## [WHAT THIS TASK INVOLVES]
In the listing below, locate the lines that hold "Chennai" and copy them.

● ● ● ●

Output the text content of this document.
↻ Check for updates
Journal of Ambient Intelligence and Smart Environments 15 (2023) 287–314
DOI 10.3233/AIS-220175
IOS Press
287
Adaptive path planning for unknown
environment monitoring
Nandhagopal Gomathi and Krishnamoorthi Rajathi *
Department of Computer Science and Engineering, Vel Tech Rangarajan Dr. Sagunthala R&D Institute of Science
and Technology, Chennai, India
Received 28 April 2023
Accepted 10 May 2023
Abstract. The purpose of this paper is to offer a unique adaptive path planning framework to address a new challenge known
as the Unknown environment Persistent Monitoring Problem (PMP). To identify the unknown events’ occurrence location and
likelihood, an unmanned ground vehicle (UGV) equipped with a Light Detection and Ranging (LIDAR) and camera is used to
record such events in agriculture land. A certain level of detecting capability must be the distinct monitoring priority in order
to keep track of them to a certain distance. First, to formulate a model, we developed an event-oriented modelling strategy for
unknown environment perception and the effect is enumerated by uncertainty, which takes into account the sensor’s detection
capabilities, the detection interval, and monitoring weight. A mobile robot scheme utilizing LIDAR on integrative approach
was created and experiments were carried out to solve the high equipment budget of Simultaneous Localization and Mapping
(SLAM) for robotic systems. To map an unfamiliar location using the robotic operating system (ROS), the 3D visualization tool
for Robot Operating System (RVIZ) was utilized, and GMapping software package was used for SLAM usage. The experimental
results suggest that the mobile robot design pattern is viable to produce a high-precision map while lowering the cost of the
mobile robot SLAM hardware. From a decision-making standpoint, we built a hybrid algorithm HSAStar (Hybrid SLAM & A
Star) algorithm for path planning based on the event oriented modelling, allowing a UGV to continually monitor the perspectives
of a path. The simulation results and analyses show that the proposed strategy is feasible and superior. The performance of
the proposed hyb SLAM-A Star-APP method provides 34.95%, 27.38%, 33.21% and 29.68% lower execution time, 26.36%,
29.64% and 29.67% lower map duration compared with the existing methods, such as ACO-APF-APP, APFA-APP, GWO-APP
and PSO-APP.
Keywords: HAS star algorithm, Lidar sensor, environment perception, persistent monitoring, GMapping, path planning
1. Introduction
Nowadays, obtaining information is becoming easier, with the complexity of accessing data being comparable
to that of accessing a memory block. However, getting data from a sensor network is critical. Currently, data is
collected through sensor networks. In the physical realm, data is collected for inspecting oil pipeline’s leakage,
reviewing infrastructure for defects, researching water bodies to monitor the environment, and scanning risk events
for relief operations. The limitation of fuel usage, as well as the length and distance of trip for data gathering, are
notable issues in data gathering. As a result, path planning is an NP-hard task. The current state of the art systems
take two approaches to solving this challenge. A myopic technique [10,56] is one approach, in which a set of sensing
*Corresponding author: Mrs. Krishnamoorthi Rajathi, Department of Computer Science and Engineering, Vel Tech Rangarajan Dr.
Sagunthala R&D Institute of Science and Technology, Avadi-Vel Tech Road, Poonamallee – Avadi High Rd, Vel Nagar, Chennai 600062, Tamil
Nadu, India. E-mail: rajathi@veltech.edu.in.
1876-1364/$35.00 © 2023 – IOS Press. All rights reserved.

● ● ● ●

## [FULL SOLUTION]
and Technology, Chennai, India
Sagunthala R&D Institute of Science and Technology, Avadi-Vel Tech Road, Poonamallee – Avadi High Rd, Vel Nagar, Chennai 600062, Tamil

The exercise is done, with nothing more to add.